:: The problem ::
Copy the listing below word for word, from its first line to its last, but leave out the picture.

:: Data extract ::

──────────

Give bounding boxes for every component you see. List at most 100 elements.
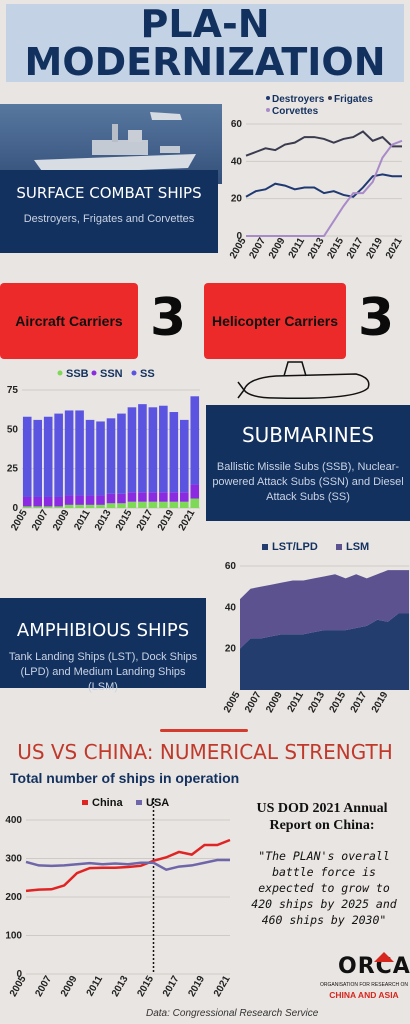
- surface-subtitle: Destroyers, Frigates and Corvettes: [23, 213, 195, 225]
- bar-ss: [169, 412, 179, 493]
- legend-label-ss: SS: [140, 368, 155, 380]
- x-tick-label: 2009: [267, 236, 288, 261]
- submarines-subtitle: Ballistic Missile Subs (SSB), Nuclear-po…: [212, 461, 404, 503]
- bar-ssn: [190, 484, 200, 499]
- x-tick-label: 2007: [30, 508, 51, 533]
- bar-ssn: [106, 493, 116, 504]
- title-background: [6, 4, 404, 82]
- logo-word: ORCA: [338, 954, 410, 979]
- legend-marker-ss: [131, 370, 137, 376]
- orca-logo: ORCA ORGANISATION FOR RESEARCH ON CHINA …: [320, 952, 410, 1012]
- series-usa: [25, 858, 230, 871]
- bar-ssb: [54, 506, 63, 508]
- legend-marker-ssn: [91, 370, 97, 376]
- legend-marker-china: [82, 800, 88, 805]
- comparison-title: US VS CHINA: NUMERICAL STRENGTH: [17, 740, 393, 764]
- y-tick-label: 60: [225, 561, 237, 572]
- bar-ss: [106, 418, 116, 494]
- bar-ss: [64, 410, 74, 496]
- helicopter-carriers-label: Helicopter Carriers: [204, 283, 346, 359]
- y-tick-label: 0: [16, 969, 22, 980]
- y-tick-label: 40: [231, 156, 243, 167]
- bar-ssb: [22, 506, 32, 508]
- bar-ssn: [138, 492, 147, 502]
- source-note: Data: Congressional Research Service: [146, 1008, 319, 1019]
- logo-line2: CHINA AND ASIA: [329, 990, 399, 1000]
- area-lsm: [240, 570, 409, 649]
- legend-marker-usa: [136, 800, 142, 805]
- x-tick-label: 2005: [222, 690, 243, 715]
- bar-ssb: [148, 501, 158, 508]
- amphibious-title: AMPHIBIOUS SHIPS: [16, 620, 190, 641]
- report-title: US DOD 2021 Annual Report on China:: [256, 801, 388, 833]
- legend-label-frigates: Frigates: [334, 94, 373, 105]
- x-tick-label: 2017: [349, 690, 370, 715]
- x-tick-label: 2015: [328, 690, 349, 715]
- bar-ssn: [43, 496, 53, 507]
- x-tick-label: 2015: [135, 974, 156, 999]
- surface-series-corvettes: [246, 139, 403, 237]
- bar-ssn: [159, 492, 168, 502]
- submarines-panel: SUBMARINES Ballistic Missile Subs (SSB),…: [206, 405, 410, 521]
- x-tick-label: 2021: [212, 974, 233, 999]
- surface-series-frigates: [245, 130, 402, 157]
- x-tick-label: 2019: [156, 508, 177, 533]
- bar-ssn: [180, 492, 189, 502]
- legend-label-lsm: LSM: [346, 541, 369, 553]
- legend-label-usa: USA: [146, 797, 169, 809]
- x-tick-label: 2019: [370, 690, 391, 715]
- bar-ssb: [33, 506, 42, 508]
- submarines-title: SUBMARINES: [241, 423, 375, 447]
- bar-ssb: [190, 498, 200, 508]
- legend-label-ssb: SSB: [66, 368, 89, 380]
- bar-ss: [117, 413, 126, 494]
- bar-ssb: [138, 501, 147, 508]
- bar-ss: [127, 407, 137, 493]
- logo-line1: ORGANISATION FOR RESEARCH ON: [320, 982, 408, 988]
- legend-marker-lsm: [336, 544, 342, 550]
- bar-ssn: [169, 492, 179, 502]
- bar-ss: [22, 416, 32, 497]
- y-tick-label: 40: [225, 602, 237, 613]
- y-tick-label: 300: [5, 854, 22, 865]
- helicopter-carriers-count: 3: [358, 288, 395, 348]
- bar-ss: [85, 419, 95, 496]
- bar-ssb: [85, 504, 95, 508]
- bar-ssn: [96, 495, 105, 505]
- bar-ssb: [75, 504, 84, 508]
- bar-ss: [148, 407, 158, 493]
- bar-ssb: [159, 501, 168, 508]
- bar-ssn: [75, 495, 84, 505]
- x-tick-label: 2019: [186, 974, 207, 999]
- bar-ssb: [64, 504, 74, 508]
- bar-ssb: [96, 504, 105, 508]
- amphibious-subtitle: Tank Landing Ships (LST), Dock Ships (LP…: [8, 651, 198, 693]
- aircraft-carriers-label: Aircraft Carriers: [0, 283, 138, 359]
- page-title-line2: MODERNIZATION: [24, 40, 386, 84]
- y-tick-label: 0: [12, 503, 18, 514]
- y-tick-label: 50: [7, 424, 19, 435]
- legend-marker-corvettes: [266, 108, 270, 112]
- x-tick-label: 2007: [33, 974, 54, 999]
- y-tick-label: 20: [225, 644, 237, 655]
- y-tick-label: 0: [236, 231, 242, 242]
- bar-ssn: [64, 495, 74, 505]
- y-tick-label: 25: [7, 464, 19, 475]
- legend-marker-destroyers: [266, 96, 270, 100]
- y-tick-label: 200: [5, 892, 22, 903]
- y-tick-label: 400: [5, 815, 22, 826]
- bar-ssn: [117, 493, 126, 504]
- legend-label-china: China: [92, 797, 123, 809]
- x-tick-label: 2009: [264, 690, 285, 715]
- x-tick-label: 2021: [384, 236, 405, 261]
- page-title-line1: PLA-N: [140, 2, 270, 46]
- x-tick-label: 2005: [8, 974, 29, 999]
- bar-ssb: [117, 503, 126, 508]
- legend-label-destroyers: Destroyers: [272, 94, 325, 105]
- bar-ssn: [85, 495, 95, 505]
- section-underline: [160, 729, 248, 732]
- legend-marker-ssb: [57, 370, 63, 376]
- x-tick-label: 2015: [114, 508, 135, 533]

──────────

:: Answer for the task ::
Give bounding boxes for every component you see. List at most 100 elements.
- surface-subtitle: Destroyers, Frigates and Corvettes: [23, 213, 195, 225]
- bar-ss: [169, 412, 179, 493]
- legend-label-ss: SS: [140, 368, 155, 380]
- x-tick-label: 2009: [267, 236, 288, 261]
- submarines-subtitle: Ballistic Missile Subs (SSB), Nuclear-po…: [212, 461, 404, 503]
- bar-ssn: [190, 484, 200, 499]
- x-tick-label: 2007: [30, 508, 51, 533]
- bar-ssn: [106, 493, 116, 504]
- title-background: [6, 4, 404, 82]
- logo-word: ORCA: [338, 954, 410, 979]
- legend-marker-ss: [131, 370, 137, 376]
- orca-logo: ORCA ORGANISATION FOR RESEARCH ON CHINA …: [320, 952, 410, 1012]
- series-usa: [25, 858, 230, 871]
- bar-ssb: [54, 506, 63, 508]
- legend-marker-ssn: [91, 370, 97, 376]
- legend-marker-china: [82, 800, 88, 805]
- comparison-title: US VS CHINA: NUMERICAL STRENGTH: [17, 740, 393, 764]
- y-tick-label: 60: [225, 561, 237, 572]
- bar-ss: [106, 418, 116, 494]
- bar-ss: [64, 410, 74, 496]
- helicopter-carriers-label: Helicopter Carriers: [204, 283, 346, 359]
- y-tick-label: 0: [16, 969, 22, 980]
- y-tick-label: 40: [231, 156, 243, 167]
- bar-ssb: [22, 506, 32, 508]
- bar-ssn: [138, 492, 147, 502]
- source-note: Data: Congressional Research Service: [146, 1008, 319, 1019]
- logo-line2: CHINA AND ASIA: [329, 990, 399, 1000]
- area-lsm: [240, 570, 409, 649]
- legend-marker-usa: [136, 800, 142, 805]
- x-tick-label: 2005: [222, 690, 243, 715]
- bar-ssb: [148, 501, 158, 508]
- amphibious-title: AMPHIBIOUS SHIPS: [16, 620, 190, 641]
- report-title: US DOD 2021 Annual Report on China:: [256, 801, 388, 833]
- legend-label-frigates: Frigates: [334, 94, 373, 105]
- x-tick-label: 2017: [349, 690, 370, 715]
- x-tick-label: 2015: [328, 690, 349, 715]
- bar-ssn: [43, 496, 53, 507]
- x-tick-label: 2015: [135, 974, 156, 999]
- surface-series-corvettes: [246, 139, 403, 237]
- bar-ssn: [159, 492, 168, 502]
- submarines-panel: SUBMARINES Ballistic Missile Subs (SSB),…: [206, 405, 410, 521]
- x-tick-label: 2021: [212, 974, 233, 999]
- surface-series-frigates: [245, 130, 402, 157]
- x-tick-label: 2019: [156, 508, 177, 533]
- bar-ssn: [180, 492, 189, 502]
- legend-label-lsm: LSM: [346, 541, 369, 553]
- legend-label-usa: USA: [146, 797, 169, 809]
- x-tick-label: 2019: [370, 690, 391, 715]
- bar-ssb: [33, 506, 42, 508]
- submarines-title: SUBMARINES: [241, 423, 375, 447]
- bar-ssb: [190, 498, 200, 508]
- legend-label-ssb: SSB: [66, 368, 89, 380]
- bar-ss: [117, 413, 126, 494]
- bar-ssb: [138, 501, 147, 508]
- bar-ss: [127, 407, 137, 493]
- logo-line1: ORGANISATION FOR RESEARCH ON: [320, 982, 408, 988]
- legend-marker-lsm: [336, 544, 342, 550]
- bar-ssn: [169, 492, 179, 502]
- bar-ss: [22, 416, 32, 497]
- y-tick-label: 40: [225, 602, 237, 613]
- y-tick-label: 300: [5, 854, 22, 865]
- helicopter-carriers-count: 3: [358, 288, 395, 348]
- bar-ss: [85, 419, 95, 496]
- bar-ssb: [85, 504, 95, 508]
- bar-ssn: [96, 495, 105, 505]
- bar-ssb: [75, 504, 84, 508]
- bar-ss: [148, 407, 158, 493]
- bar-ssb: [159, 501, 168, 508]
- bar-ssn: [75, 495, 84, 505]
- x-tick-label: 2019: [186, 974, 207, 999]
- bar-ssb: [64, 504, 74, 508]
- bar-ssb: [96, 504, 105, 508]
- amphibious-subtitle: Tank Landing Ships (LST), Dock Ships (LP…: [8, 651, 198, 693]
- aircraft-carriers-label: Aircraft Carriers: [0, 283, 138, 359]
- page-title-line2: MODERNIZATION: [24, 40, 386, 84]
- y-tick-label: 0: [12, 503, 18, 514]
- y-tick-label: 50: [7, 424, 19, 435]
- legend-marker-corvettes: [266, 108, 270, 112]
- x-tick-label: 2007: [33, 974, 54, 999]
- y-tick-label: 20: [225, 644, 237, 655]
- y-tick-label: 0: [236, 231, 242, 242]
- bar-ssn: [64, 495, 74, 505]
- y-tick-label: 25: [7, 464, 19, 475]
- legend-marker-destroyers: [266, 96, 270, 100]
- y-tick-label: 200: [5, 892, 22, 903]
- y-tick-label: 400: [5, 815, 22, 826]
- bar-ssn: [117, 493, 126, 504]
- legend-label-china: China: [92, 797, 123, 809]
- x-tick-label: 2009: [264, 690, 285, 715]
- x-tick-label: 2021: [384, 236, 405, 261]
- page-title-line1: PLA-N: [140, 2, 270, 46]
- x-tick-label: 2005: [8, 974, 29, 999]
- bar-ssb: [117, 503, 126, 508]
- legend-label-destroyers: Destroyers: [272, 94, 325, 105]
- bar-ssn: [85, 495, 95, 505]
- section-underline: [160, 729, 248, 732]
- legend-marker-ssb: [57, 370, 63, 376]
- x-tick-label: 2015: [114, 508, 135, 533]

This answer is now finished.